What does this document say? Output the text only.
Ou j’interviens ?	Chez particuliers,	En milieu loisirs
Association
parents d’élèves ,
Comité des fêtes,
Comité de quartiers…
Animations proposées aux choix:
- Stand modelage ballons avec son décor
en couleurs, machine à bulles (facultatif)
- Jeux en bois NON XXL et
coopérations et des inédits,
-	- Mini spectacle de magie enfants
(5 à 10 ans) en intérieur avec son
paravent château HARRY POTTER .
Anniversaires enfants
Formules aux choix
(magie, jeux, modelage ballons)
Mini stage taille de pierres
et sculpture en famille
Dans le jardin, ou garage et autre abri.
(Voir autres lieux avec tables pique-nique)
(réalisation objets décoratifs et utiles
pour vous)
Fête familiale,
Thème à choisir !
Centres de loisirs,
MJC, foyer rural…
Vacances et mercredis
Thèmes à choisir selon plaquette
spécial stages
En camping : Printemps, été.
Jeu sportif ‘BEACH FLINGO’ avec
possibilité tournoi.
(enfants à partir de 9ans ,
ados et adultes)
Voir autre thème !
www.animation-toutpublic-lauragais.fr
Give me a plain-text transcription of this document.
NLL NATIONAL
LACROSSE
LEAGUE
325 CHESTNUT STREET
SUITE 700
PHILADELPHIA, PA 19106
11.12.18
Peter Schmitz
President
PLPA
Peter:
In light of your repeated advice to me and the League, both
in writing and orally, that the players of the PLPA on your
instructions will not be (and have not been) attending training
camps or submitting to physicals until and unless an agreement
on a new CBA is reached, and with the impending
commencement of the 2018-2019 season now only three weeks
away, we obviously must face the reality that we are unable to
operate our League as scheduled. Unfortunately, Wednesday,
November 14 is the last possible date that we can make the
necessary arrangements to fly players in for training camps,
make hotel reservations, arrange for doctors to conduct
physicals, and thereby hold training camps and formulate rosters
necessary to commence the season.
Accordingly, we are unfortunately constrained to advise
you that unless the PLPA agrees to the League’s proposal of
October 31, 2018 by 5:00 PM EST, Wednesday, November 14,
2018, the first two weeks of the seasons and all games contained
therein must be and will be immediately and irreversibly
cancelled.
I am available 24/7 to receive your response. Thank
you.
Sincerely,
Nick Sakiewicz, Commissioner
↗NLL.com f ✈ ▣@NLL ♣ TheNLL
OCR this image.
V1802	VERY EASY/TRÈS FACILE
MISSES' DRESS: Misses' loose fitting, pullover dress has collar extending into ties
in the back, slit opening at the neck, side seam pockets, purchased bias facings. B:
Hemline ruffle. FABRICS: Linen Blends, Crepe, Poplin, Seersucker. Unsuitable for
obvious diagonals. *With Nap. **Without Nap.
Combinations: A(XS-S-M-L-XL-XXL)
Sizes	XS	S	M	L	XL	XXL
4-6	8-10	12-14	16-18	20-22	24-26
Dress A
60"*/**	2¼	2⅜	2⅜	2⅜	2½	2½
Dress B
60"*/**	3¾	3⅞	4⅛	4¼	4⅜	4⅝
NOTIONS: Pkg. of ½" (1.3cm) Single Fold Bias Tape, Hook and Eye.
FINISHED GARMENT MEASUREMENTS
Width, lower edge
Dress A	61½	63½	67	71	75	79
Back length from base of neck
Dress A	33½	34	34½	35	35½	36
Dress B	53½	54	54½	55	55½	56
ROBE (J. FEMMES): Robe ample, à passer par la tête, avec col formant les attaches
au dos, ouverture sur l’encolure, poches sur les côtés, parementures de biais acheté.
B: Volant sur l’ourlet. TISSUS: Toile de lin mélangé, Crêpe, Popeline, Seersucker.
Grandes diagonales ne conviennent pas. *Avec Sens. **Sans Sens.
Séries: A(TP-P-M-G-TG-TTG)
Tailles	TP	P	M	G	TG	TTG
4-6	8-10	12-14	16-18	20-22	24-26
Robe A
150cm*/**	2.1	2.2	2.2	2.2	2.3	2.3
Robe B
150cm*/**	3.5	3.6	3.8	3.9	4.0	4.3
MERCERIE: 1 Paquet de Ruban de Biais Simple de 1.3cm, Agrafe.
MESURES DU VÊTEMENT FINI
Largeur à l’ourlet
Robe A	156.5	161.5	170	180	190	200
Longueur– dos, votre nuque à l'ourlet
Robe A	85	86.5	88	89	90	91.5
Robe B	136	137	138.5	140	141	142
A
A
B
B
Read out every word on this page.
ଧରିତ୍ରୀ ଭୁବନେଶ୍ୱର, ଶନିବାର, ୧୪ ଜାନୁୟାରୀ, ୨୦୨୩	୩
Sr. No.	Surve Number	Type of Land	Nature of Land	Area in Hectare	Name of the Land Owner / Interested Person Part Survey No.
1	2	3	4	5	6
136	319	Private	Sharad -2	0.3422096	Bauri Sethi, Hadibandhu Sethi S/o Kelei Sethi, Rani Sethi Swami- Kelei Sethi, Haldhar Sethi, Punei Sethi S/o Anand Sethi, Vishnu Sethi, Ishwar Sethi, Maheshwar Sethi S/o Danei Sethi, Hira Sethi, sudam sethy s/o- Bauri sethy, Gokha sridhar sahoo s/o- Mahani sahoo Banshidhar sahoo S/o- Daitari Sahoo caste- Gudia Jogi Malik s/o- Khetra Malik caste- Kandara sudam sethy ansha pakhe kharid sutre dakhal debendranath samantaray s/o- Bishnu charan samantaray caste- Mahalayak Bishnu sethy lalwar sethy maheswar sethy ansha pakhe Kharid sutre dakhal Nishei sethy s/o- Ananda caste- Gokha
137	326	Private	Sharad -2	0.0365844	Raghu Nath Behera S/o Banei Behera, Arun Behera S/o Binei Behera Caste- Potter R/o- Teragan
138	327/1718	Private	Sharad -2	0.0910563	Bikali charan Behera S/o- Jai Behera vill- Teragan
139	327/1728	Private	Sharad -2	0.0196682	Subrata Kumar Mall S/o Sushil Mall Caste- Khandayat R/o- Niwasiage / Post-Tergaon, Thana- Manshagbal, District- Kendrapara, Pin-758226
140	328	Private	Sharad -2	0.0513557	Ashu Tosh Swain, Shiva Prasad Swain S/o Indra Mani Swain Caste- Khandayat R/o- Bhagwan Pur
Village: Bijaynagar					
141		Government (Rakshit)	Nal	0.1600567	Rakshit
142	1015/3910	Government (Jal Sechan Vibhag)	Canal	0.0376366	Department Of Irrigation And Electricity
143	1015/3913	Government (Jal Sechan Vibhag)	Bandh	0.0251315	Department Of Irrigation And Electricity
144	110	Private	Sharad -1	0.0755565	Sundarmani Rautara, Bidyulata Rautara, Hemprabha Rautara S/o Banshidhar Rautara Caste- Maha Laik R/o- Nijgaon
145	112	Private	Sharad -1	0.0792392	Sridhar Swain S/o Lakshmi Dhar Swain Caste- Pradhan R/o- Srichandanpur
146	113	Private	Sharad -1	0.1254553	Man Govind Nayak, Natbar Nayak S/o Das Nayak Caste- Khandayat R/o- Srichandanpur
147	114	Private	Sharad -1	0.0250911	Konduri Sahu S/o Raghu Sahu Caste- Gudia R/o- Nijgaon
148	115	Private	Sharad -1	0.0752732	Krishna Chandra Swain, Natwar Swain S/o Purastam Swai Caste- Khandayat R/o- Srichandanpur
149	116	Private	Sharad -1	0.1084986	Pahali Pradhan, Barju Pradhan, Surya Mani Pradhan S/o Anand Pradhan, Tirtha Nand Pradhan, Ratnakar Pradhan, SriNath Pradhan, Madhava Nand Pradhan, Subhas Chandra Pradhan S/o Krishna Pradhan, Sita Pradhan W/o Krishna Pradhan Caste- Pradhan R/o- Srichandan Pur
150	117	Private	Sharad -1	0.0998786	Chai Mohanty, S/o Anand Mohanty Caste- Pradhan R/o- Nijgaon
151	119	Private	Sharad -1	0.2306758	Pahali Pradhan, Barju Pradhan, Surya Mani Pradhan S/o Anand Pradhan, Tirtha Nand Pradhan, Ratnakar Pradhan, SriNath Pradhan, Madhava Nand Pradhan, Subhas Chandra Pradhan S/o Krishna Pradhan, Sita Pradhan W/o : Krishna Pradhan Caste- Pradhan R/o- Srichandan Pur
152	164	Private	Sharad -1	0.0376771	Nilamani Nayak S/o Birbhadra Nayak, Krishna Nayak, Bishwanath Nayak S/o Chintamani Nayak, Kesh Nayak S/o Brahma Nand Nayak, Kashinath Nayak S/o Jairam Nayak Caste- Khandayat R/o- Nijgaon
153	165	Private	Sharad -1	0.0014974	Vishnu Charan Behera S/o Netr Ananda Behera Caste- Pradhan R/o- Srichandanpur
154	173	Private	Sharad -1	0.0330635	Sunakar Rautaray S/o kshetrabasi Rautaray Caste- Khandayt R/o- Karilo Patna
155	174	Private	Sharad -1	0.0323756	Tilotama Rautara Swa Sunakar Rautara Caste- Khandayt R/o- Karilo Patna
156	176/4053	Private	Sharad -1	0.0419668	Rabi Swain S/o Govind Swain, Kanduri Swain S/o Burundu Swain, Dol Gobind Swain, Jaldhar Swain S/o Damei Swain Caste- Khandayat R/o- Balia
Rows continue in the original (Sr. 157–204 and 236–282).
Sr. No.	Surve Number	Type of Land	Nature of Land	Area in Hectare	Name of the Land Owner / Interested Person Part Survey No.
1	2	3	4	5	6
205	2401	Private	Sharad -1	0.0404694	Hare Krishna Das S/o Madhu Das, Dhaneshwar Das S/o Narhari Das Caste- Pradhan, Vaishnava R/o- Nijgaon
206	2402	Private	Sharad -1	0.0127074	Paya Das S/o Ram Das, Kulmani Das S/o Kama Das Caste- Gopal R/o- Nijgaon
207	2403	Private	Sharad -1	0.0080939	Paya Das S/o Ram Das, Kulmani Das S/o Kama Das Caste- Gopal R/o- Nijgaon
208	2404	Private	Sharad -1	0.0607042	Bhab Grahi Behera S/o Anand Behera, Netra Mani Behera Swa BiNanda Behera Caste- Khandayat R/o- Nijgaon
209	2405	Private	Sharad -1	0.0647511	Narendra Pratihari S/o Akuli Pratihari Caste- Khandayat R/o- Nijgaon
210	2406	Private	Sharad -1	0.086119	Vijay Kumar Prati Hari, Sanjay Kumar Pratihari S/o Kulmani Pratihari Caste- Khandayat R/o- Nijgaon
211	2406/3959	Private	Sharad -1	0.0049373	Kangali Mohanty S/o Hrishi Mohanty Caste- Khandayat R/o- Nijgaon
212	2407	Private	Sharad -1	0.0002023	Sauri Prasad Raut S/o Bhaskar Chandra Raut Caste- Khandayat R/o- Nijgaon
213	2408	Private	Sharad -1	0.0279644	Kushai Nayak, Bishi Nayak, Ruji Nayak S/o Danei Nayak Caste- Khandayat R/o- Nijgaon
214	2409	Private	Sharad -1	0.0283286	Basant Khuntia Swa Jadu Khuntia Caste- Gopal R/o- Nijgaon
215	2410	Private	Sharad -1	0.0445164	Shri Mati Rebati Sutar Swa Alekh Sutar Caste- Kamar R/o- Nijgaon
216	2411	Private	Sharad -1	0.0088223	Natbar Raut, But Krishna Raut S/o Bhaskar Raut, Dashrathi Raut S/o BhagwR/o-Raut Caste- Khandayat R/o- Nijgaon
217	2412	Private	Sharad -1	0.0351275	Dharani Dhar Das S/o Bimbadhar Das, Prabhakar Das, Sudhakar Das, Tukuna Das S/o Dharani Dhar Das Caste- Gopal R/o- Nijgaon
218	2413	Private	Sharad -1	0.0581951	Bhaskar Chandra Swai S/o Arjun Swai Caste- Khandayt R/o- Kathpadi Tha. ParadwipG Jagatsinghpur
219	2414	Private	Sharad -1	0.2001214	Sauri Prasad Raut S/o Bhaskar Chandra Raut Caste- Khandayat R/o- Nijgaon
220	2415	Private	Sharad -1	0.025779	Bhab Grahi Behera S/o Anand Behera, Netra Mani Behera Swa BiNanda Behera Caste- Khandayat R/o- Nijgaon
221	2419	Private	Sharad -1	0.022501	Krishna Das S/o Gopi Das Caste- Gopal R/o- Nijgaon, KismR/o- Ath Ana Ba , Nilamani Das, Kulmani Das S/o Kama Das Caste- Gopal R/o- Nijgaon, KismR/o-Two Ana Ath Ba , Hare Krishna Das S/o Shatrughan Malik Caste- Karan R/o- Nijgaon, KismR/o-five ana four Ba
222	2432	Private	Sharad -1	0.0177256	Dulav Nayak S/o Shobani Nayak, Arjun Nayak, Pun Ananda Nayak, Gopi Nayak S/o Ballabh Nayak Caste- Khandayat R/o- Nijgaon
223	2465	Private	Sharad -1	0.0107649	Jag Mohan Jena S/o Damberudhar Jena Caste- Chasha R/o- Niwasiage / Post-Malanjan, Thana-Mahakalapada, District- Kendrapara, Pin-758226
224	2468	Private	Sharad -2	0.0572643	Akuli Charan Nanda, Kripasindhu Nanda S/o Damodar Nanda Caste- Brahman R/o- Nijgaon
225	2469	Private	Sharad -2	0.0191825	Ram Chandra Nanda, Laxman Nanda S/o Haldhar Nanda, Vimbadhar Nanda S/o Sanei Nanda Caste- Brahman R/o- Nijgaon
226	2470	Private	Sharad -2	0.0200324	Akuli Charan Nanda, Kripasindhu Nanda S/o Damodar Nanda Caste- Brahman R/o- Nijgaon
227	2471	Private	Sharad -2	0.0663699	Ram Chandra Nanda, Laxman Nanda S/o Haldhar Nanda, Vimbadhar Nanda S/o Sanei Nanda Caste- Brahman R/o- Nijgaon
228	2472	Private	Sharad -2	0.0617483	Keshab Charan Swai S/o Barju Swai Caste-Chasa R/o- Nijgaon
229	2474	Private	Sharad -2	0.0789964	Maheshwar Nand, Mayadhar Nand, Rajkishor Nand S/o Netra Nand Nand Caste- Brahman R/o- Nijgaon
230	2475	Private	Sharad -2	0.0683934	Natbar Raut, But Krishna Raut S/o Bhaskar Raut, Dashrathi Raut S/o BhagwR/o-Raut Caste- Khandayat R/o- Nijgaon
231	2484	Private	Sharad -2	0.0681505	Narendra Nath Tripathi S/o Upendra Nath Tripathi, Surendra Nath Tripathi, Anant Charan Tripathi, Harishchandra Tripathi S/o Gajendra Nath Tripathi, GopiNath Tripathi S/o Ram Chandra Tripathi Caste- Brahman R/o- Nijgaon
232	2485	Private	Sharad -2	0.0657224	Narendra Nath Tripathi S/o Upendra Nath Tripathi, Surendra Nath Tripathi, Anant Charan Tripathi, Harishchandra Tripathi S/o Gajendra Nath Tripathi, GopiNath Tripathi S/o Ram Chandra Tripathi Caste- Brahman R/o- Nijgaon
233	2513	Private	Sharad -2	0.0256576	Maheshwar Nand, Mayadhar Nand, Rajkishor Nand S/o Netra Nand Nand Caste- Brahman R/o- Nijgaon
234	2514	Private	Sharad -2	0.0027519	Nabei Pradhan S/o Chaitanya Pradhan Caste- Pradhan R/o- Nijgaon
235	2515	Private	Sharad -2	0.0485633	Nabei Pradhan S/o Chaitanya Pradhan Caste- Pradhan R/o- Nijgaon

▬▬▬▬▬▬

**What the task requires**
Select all lines in the listing that include the word "modelage".

**Final result**
- Stand modelage ballons avec son décor
(magie, jeux, modelage ballons)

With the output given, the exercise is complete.